**Material shown**
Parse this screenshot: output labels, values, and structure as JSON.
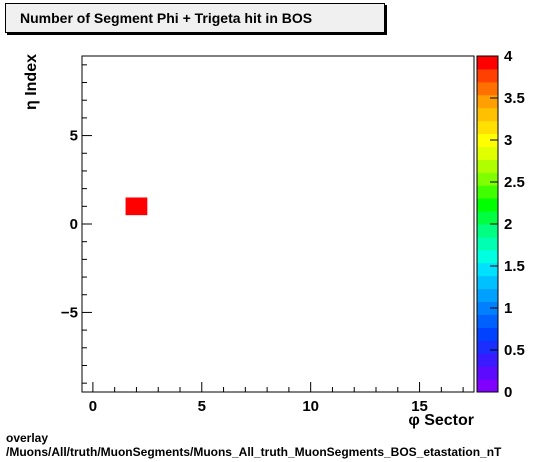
{
  "chart_data": {
    "type": "heatmap",
    "title": "Number of Segment Phi + Trigeta hit in BOS",
    "xlabel": "φ Sector",
    "ylabel": "η Index",
    "xlim": [
      -0.5,
      17.5
    ],
    "ylim": [
      -9.5,
      9.5
    ],
    "x_ticks": [
      0,
      5,
      10,
      15
    ],
    "x_tick_labels": [
      "0",
      "5",
      "10",
      "15"
    ],
    "y_ticks": [
      -5,
      0,
      5
    ],
    "y_tick_labels": [
      "−5",
      "0",
      "5"
    ],
    "cells": [
      {
        "x": 2,
        "y": 1,
        "value": 4
      }
    ],
    "zlim": [
      0,
      4
    ],
    "z_ticks": [
      0,
      0.5,
      1,
      1.5,
      2,
      2.5,
      3,
      3.5,
      4
    ],
    "z_tick_labels": [
      "0",
      "0.5",
      "1",
      "1.5",
      "2",
      "2.5",
      "3",
      "3.5",
      "4"
    ],
    "palette": [
      "#7f00ff",
      "#5c0bff",
      "#3a1aff",
      "#1a2eff",
      "#0042ff",
      "#0061ff",
      "#0080ff",
      "#00a0ff",
      "#00c0ff",
      "#00e0ff",
      "#00ffe0",
      "#00ffb0",
      "#00ff80",
      "#00ff40",
      "#00ff00",
      "#40ff00",
      "#80ff00",
      "#b0ff00",
      "#e0ff00",
      "#ffff00",
      "#ffe000",
      "#ffc000",
      "#ffa000",
      "#ff7000",
      "#ff4000",
      "#ff0000"
    ],
    "grid": false
  },
  "footer": {
    "line1": "overlay",
    "line2": "/Muons/All/truth/MuonSegments/Muons_All_truth_MuonSegments_BOS_etastation_nT"
  }
}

**To do**
Keep the pictures out and write out the records exactly.

**Answer to the exercise**
Parse this screenshot: output labels, values, and structure as JSON.
{
  "chart_data": {
    "type": "heatmap",
    "title": "Number of Segment Phi + Trigeta hit in BOS",
    "xlabel": "φ Sector",
    "ylabel": "η Index",
    "xlim": [
      -0.5,
      17.5
    ],
    "ylim": [
      -9.5,
      9.5
    ],
    "x_ticks": [
      0,
      5,
      10,
      15
    ],
    "x_tick_labels": [
      "0",
      "5",
      "10",
      "15"
    ],
    "y_ticks": [
      -5,
      0,
      5
    ],
    "y_tick_labels": [
      "−5",
      "0",
      "5"
    ],
    "cells": [
      {
        "x": 2,
        "y": 1,
        "value": 4
      }
    ],
    "zlim": [
      0,
      4
    ],
    "z_ticks": [
      0,
      0.5,
      1,
      1.5,
      2,
      2.5,
      3,
      3.5,
      4
    ],
    "z_tick_labels": [
      "0",
      "0.5",
      "1",
      "1.5",
      "2",
      "2.5",
      "3",
      "3.5",
      "4"
    ],
    "palette": [
      "#7f00ff",
      "#5c0bff",
      "#3a1aff",
      "#1a2eff",
      "#0042ff",
      "#0061ff",
      "#0080ff",
      "#00a0ff",
      "#00c0ff",
      "#00e0ff",
      "#00ffe0",
      "#00ffb0",
      "#00ff80",
      "#00ff40",
      "#00ff00",
      "#40ff00",
      "#80ff00",
      "#b0ff00",
      "#e0ff00",
      "#ffff00",
      "#ffe000",
      "#ffc000",
      "#ffa000",
      "#ff7000",
      "#ff4000",
      "#ff0000"
    ],
    "grid": false
  },
  "footer": {
    "line1": "overlay",
    "line2": "/Muons/All/truth/MuonSegments/Muons_All_truth_MuonSegments_BOS_etastation_nT"
  }
}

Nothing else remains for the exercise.